> **What you have to do**: Copy out each line of the material below that holds the string "text".

== == ==

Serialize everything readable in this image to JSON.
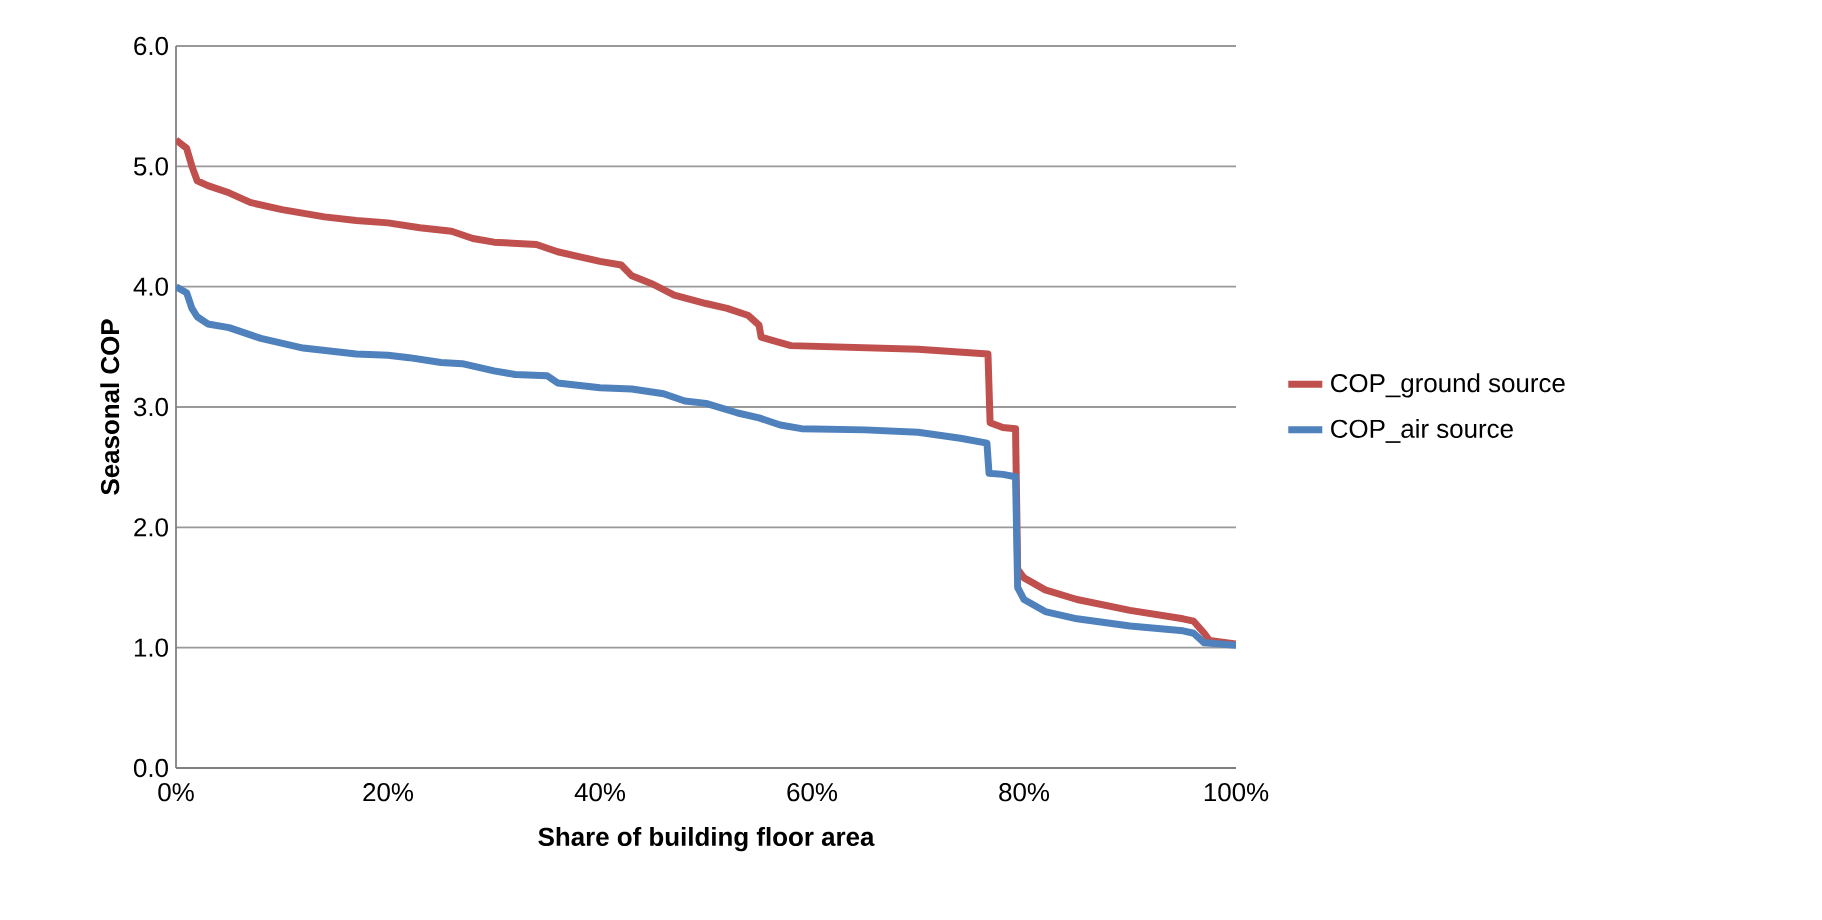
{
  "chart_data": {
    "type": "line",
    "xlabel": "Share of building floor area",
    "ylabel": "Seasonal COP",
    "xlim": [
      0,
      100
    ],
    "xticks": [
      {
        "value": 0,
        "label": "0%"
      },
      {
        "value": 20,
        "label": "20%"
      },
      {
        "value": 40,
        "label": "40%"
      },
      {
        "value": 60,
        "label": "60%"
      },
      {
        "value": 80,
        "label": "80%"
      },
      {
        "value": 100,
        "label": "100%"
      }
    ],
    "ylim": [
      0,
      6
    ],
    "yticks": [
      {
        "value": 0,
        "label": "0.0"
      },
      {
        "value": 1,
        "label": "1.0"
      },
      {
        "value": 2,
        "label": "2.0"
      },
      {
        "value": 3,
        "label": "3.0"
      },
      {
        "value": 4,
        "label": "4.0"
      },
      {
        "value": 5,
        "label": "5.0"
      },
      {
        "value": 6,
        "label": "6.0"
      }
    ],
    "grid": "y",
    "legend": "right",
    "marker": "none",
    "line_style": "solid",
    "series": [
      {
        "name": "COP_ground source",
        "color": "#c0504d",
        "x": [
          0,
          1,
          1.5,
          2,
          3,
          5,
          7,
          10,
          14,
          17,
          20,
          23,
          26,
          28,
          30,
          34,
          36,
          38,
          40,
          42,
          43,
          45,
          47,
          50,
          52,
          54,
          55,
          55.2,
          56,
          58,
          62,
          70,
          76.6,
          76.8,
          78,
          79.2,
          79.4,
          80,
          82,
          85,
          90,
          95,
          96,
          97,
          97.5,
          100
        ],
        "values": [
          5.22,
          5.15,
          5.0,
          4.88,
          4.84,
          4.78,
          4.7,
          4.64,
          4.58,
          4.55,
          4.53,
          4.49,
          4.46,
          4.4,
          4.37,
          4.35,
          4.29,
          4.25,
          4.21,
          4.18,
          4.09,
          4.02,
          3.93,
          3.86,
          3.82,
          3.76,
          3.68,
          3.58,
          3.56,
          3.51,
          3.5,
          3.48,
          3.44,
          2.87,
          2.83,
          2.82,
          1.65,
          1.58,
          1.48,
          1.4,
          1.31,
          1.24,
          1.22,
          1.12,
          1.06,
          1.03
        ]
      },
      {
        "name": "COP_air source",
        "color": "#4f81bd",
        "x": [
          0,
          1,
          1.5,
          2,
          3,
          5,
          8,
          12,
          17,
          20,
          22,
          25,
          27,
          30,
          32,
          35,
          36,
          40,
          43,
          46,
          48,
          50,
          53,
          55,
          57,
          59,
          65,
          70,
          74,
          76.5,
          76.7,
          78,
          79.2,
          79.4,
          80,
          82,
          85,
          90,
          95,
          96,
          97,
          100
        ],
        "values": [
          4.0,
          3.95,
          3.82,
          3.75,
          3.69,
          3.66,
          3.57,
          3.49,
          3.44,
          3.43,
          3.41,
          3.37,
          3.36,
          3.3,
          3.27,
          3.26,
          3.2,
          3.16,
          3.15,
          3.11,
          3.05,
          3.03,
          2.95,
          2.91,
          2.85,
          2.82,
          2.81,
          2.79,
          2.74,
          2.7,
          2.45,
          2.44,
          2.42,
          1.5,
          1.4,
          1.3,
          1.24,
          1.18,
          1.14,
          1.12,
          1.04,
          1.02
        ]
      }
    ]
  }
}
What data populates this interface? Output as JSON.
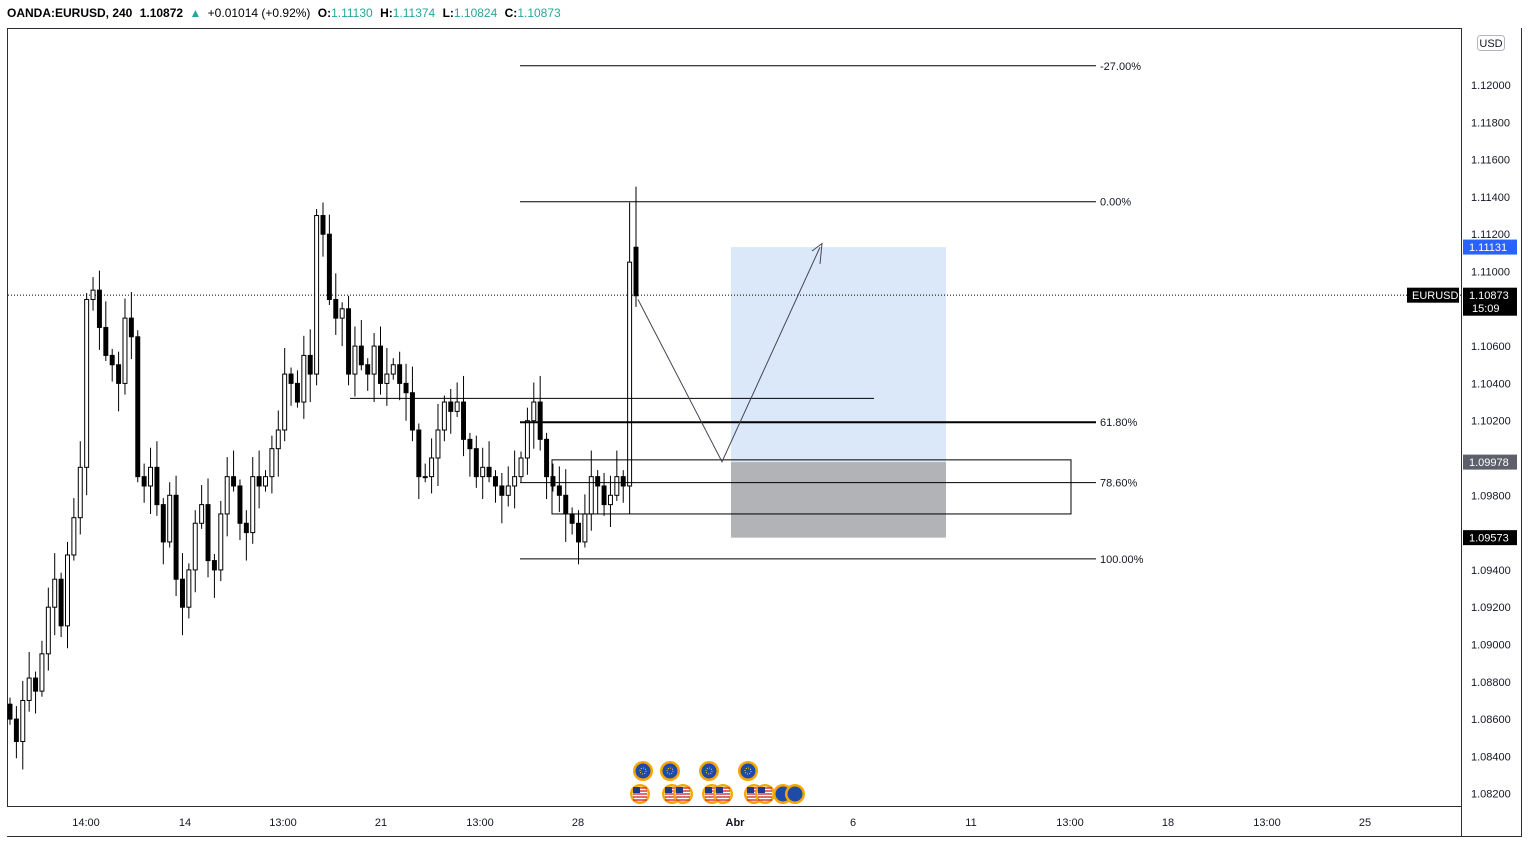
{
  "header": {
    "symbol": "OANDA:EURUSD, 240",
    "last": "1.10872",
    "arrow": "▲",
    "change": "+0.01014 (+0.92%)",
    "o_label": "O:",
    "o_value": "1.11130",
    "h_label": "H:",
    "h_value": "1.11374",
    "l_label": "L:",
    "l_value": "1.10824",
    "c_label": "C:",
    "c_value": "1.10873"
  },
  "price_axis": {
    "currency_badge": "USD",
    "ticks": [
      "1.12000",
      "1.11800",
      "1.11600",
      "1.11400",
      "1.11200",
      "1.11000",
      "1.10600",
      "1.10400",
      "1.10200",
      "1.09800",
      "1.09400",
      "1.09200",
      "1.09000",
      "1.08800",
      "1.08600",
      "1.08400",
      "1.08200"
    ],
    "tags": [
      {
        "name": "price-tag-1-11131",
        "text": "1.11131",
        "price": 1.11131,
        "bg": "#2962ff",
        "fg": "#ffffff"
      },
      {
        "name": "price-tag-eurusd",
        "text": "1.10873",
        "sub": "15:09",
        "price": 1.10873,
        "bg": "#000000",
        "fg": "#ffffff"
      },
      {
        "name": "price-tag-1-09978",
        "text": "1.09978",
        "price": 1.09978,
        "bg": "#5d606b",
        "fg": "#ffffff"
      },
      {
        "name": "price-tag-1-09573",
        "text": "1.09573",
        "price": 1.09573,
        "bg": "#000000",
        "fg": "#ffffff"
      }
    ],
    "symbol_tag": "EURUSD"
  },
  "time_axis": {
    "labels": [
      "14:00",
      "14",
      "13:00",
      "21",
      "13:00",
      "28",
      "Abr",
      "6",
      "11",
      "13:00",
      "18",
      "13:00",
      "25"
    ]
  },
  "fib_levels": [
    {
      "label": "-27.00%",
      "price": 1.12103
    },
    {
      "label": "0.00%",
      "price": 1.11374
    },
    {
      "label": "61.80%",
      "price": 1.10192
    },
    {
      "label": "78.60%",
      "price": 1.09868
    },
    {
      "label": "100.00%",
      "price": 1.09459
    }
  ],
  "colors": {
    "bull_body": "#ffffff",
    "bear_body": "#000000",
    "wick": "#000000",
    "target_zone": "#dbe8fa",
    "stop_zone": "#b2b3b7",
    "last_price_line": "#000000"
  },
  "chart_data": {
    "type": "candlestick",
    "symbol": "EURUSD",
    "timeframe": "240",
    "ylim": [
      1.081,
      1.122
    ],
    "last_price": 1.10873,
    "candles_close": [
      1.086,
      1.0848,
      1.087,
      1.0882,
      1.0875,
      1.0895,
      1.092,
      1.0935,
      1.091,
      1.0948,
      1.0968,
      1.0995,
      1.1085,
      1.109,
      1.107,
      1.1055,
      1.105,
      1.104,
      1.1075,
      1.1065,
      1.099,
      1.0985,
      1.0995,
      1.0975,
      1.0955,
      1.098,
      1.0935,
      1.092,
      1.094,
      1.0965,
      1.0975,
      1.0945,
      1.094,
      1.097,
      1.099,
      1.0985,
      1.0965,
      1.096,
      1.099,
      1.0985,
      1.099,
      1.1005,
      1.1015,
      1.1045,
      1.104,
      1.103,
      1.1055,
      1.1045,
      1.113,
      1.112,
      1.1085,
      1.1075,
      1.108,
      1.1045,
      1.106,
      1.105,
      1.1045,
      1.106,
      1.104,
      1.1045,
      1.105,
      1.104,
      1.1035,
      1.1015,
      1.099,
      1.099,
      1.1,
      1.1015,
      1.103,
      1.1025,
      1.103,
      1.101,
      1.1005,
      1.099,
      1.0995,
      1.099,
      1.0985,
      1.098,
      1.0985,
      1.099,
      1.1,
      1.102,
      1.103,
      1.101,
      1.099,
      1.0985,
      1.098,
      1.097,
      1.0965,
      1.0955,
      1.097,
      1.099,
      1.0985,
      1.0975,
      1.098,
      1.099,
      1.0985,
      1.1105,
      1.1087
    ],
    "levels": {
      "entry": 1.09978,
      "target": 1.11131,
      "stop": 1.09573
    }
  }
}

== == ==

> **Exercise output**:
        "text": "1.11131",
        "text": "1.10873",
        "text": "1.09978",
        "text": "1.09573",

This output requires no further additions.